[PROBLEM TO SOLVE]:
A single number is the answer here: how many lines of the entries contain "JSON"?
--- Start ---
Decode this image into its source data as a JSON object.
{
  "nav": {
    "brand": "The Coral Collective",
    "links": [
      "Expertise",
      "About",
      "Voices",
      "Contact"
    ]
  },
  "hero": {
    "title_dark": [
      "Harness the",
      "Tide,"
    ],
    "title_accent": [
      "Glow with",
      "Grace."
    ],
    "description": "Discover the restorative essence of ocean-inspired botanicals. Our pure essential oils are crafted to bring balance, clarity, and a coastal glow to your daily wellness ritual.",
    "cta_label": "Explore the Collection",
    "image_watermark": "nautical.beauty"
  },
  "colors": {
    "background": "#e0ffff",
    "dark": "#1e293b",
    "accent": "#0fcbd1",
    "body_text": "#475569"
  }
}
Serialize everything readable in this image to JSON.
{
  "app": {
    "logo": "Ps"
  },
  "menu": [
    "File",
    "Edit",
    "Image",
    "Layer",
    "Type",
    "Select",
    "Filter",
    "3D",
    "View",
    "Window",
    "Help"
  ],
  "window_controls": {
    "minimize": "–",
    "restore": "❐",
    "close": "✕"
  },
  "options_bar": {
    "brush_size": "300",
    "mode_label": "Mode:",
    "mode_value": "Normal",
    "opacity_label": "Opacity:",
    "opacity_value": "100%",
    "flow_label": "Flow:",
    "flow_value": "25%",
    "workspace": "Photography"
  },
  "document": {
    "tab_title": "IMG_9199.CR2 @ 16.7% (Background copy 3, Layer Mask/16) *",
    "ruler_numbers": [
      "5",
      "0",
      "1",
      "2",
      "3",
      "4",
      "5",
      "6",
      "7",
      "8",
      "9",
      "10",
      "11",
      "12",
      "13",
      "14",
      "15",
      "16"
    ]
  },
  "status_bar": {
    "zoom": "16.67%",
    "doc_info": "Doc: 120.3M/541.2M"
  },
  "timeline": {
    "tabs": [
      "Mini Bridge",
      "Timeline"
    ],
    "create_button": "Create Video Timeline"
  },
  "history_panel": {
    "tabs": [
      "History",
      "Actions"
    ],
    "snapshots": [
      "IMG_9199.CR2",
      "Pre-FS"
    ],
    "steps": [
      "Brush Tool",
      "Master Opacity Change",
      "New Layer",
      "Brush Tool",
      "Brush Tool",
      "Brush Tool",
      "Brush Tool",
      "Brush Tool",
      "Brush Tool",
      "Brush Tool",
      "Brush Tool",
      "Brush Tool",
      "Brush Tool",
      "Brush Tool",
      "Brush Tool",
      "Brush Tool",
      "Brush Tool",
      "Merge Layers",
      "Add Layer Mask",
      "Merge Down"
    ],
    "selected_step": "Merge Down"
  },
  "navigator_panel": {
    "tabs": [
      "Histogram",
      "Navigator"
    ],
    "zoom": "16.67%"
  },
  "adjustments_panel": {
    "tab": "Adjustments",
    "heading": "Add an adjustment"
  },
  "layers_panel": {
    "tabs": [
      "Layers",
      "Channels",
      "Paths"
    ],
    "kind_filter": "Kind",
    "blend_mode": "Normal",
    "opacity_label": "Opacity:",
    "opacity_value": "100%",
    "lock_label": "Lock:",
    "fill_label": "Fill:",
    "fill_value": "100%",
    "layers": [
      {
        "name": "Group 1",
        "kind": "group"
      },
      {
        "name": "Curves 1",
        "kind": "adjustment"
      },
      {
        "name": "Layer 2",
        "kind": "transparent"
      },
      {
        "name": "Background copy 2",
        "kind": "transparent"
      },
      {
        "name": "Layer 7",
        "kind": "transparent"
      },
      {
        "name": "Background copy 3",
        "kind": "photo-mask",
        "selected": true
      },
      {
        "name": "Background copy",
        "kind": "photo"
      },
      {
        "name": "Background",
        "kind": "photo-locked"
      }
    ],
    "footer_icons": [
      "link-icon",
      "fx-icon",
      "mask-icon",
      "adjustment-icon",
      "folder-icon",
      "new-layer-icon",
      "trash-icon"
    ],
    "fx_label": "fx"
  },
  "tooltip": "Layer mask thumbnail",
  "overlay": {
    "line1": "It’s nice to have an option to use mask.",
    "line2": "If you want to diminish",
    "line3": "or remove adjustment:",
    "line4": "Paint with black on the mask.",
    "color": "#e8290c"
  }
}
--- End ---
[RESULT]:
2